** Start DOCUMENT EXTRACT **

# Live Coursing



## Ren Sauder (Apr 5, 2007)

The first video was shown to me by a friend and the others I found. Some really cool videos of lurchers (mostly Salukis) doing live coursing rather than lure coursing. Really gives one an appreciation of what these guys are truly capable of. 

[links removed]


----------



## Andy Andrews (May 9, 2006)

Outstanding! I've never seen live game coursing before; those dogs can MOVE!!  \\/

Thanks for sharing.



Andy.


----------



## Michelle Kutelis (Sep 28, 2006)

My whippets have Open Field Coursed before, they find it great fun. 

Unfortunately, here in California, this sport recently came under fire.


----------



## Mark Horne (Oct 12, 2006)

Wow that dog ran down and killed a small deer, what breeding, what training, and filmed by some pathetic tool (badly filmed). Was this humane in the interests of land management or perhaps cheap entertainment.

Looking at the filming it looked like an illegal act, it's illegal to hunt with dogs in many countries, even Hitler banned it in 1937. May be we have some betting or why restrict it to deer and rabbits, I sure there is dog fighting footage out there, at least thats a fair fight! Very disapointed a forum of this calibre allows such cr*p to be viewed. Hunting and land management are man's responsibilty to nature, killing animals as sport for your dog and friends is not.

Mark


----------



## Michelle Kutelis (Sep 28, 2006)

I didn't watch the videos, as I am on dial up and I don't watch videos of much of anything.  A deer? Is that what a Rheem is? Ick... I don't think I'd want to watch that, or know my dogs did that. Just me. And if these videos show dogs tearing up game, rabbit or deer or otherwise, I agree, it is in very poor taste to film.

While my dogs enjoy the pursuit of a Jack now and again, they never catch one. They're too slow and old, it's just fun to watch the chase. They DO chase them off our property, for which I am very grateful. But I don't think I could stomach watching my dogs kill a rabbit, either.

I was under the assumption the game always got away...Ick- I think I'll stick to lure coursing for plastic bags, if I ever elect to revisit what their breeder did before placing them with me! I don't care if my dogs tear up plastic bags!


----------



## Julie Ann Alvarez (Aug 4, 2007)

Mark Horne said:


> Wow that dog ran down and killed a small deer, what breeding, what training, and filmed by some pathetic tool (badly filmed). Was this humane in the interests of land management or perhaps cheap entertainment.
> 
> Looking at the filming it looked like an illegal act, it's illegal to hunt with dogs in many countries, even Hitler banned it in 1937. May be we have some betting or why restrict it to deer and rabbits, I sure there is dog fighting footage out there, at least thats a fair fight! Very disapointed a forum of this calibre allows such cr*p to be viewed. Hunting and land management are man's responsibilty to nature, killing animals as sport for your dog and friends is not.

** End DOCUMENT EXTRACT **
** Start DATA LINES **

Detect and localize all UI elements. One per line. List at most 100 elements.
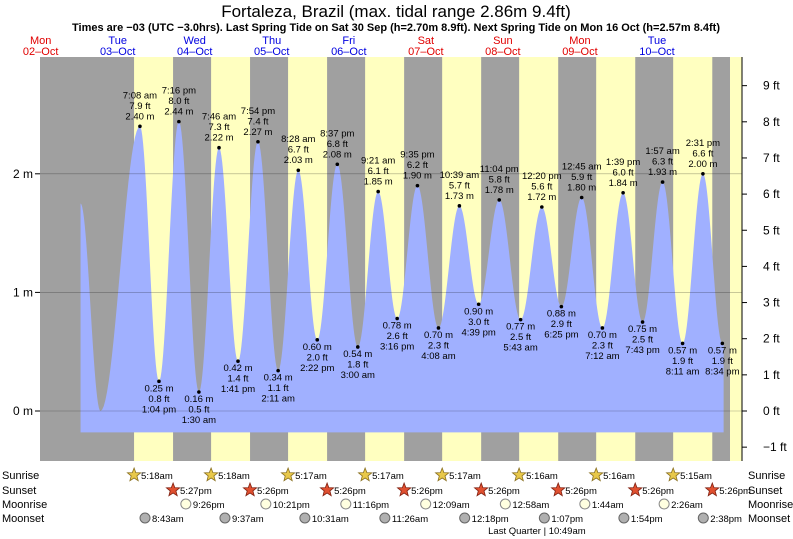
tide-label: 7:54 pm xyxy=(241,106,275,117)
tide-extreme-dot xyxy=(579,195,584,200)
moonrise-icon xyxy=(499,498,511,510)
day-name-label: Thu xyxy=(262,35,281,47)
tide-label: 2.5 ft xyxy=(510,332,531,343)
tide-label: 11:04 pm xyxy=(480,164,519,175)
day-name-label: Fri xyxy=(342,35,355,47)
tide-extreme-dot xyxy=(296,168,301,173)
tide-label: 1.85 m xyxy=(364,177,393,188)
tide-label: 1.4 ft xyxy=(227,374,248,385)
sunrise-time: 5:17am xyxy=(372,471,404,482)
tide-label: 7:16 pm xyxy=(162,86,196,97)
day-date-label: 10–Oct xyxy=(639,46,674,58)
tide-label: 1.73 m xyxy=(445,191,474,202)
y-tick-label-m: 1 m xyxy=(13,285,33,299)
tide-label: 0.16 m xyxy=(184,394,213,405)
moonrise-icon xyxy=(658,498,670,510)
tide-label: 7:43 pm xyxy=(625,345,659,356)
tide-label: 1.78 m xyxy=(485,185,514,196)
y-tick-label-ft: 4 ft xyxy=(763,259,780,273)
tide-label: 0.42 m xyxy=(223,363,252,374)
tide-label: 6.3 ft xyxy=(652,157,673,168)
moonrise-icon xyxy=(340,498,352,510)
tide-extreme-dot xyxy=(217,145,221,150)
day-date-label: 07–Oct xyxy=(408,46,443,58)
tide-label: 1.9 ft xyxy=(672,356,693,367)
y-tick-label-ft: −1 ft xyxy=(763,440,787,454)
day-date-label: 06–Oct xyxy=(331,46,366,58)
axes: 0 m 1 m 2 m −1 ft 0 ft 1 ft 2 ft 3 ft 4 ft 5 ft 6 … xyxy=(13,35,787,461)
tide-extreme-dot xyxy=(236,359,240,363)
tide-label: 1:57 am xyxy=(645,146,679,157)
tide-label: 0.75 m xyxy=(628,324,657,335)
sunrise-time: 5:16am xyxy=(526,471,558,482)
day-name-label: Wed xyxy=(184,35,206,47)
sunset-star-icon xyxy=(319,481,335,497)
tide-extreme-marks: 7:08 am7.9 ft2.40 m 0.25 m0.8 ft1:04 pm 7:… xyxy=(123,86,740,426)
moonrise-icon xyxy=(260,498,272,510)
sunrise-time: 5:17am xyxy=(295,471,327,482)
moonrise-time: 2:26am xyxy=(671,500,703,511)
tide-label: 1.72 m xyxy=(527,192,556,203)
moonrise-time: 12:58am xyxy=(512,500,549,511)
sunrise-star-icon xyxy=(203,466,219,482)
tide-label: 6.0 ft xyxy=(613,167,634,178)
tide-label: 7.3 ft xyxy=(208,122,229,133)
moonrise-time: 9:26pm xyxy=(193,500,225,511)
moonset-icon xyxy=(538,512,550,524)
sunrise-time: 5:18am xyxy=(141,471,173,482)
moonset-time: 2:38pm xyxy=(710,514,742,525)
tide-label: 2.9 ft xyxy=(551,319,572,330)
tide-label: 2.3 ft xyxy=(592,340,613,351)
tide-label: 0.77 m xyxy=(506,322,535,333)
moonset-time: 1:54pm xyxy=(631,514,663,525)
tide-label: 6:25 pm xyxy=(544,330,578,341)
sunset-time: 5:26pm xyxy=(488,486,520,497)
tide-label: 2.22 m xyxy=(204,133,233,144)
row-label-right-sunset: Sunset xyxy=(748,485,782,497)
day-date-label: 03–Oct xyxy=(100,46,135,58)
sunset-time: 5:26pm xyxy=(642,486,674,497)
sunset-time: 5:26pm xyxy=(719,486,751,497)
sunset-star-icon xyxy=(550,481,566,497)
gridlines xyxy=(40,173,742,412)
tide-label: 8.0 ft xyxy=(168,96,189,107)
sunrise-star-icon xyxy=(126,466,142,482)
day-name-label: Tue xyxy=(108,35,127,47)
moonset-icon xyxy=(379,512,391,524)
day-date-label: 04–Oct xyxy=(177,46,212,58)
tide-label: 0.88 m xyxy=(547,309,576,320)
tide-label: 1.1 ft xyxy=(268,383,289,394)
sunset-star-icon xyxy=(165,481,181,497)
sunset-time: 5:26pm xyxy=(411,486,443,497)
tide-extreme-dot xyxy=(457,204,462,208)
tide-label: 7:46 am xyxy=(202,112,236,123)
tide-label: 0.25 m xyxy=(144,383,173,394)
sunset-time: 5:26pm xyxy=(334,486,366,497)
tide-label: 1:39 pm xyxy=(606,157,640,168)
tide-label: 2.03 m xyxy=(284,155,313,166)
tide-label: 2.40 m xyxy=(125,111,154,122)
sunset-star-icon xyxy=(627,481,643,497)
tide-label: 12:20 pm xyxy=(522,171,562,182)
tide-curve-layer xyxy=(80,121,724,433)
tide-label: 6.7 ft xyxy=(288,145,309,156)
tide-extreme-dot xyxy=(376,189,380,194)
tide-label: 4:39 pm xyxy=(461,327,495,338)
tide-label: 7.9 ft xyxy=(129,101,150,112)
sunrise-star-icon xyxy=(357,466,373,482)
tide-extreme-dot xyxy=(660,180,665,184)
tide-label: 7:08 am xyxy=(123,90,157,101)
day-name-label: Tue xyxy=(648,35,667,47)
sunset-time: 5:26pm xyxy=(257,486,289,497)
tide-label: 0.90 m xyxy=(464,306,493,317)
tide-extreme-dot xyxy=(621,190,625,195)
moonset-time: 9:37am xyxy=(232,514,264,525)
tide-label: 0.34 m xyxy=(264,373,293,384)
tide-area xyxy=(80,121,724,433)
day-date-label: 05–Oct xyxy=(254,46,289,58)
tide-label: 0.57 m xyxy=(708,345,737,356)
tide-label: 2.3 ft xyxy=(428,340,449,351)
moonrise-time: 11:16pm xyxy=(353,500,389,511)
tide-extreme-dot xyxy=(157,379,161,384)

** End DATA LINES **

DIRECTIONS ->
1) In the live coursing thread, which breed does Michelle Kutelis say has done Open Field Coursing?
2) Reproduce the passage of the live coursing thread that begins at the words "## Ren Sauder" and ends after the words "(May 9, 2006)".
3) Write the next part of the live coursing thread, picking up after its final shown line.

ANSWERS PER TASK ->
1) Her whippets.

2)
## Ren Sauder (Apr 5, 2007)

The first video was shown to me by a friend and the others I found. Some really cool videos of lurchers (mostly Salukis) doing live coursing rather than lure coursing. Really gives one an appreciation of what these guys are truly capable of. 

[links removed]


----------



## Andy Andrews (May 9, 2006)

3)
> 
> Mark


I am not real familiar with this breed but it is my understanding that their job was to hunt for their masters.

Do you honestly believe that in the country where some of these were filmed that LAnd Management is a priority? These people most likely ate the rabbit and or fed it to the dogs. I grew up on a farm. People kill animals to eat all the time and it isn't pretty.

Hey Mark just currious how do you pick your breeding stock from working dogs? Most working dog breeders test their stock- in order to keep the working lines true. It has nothing to do with killing the bunny and everything to do with testing. It "is" entertaining to see your dog do well- sorry that you feel like protecting the bunny.

With all the murder and mayhem going on all over the world I can't understand why anyone would worry about this. 

I find nothing wrong with the videos, infact I liked seeing the dogs in action. I wish to hell some one would shut down PETA/HSUS so we can feel safe testing our dogs. What is going to be next- making my dog bark at the bad guy hurts his feelings...... because he is stressed out!


----------



## Ren Sauder (Apr 5, 2007)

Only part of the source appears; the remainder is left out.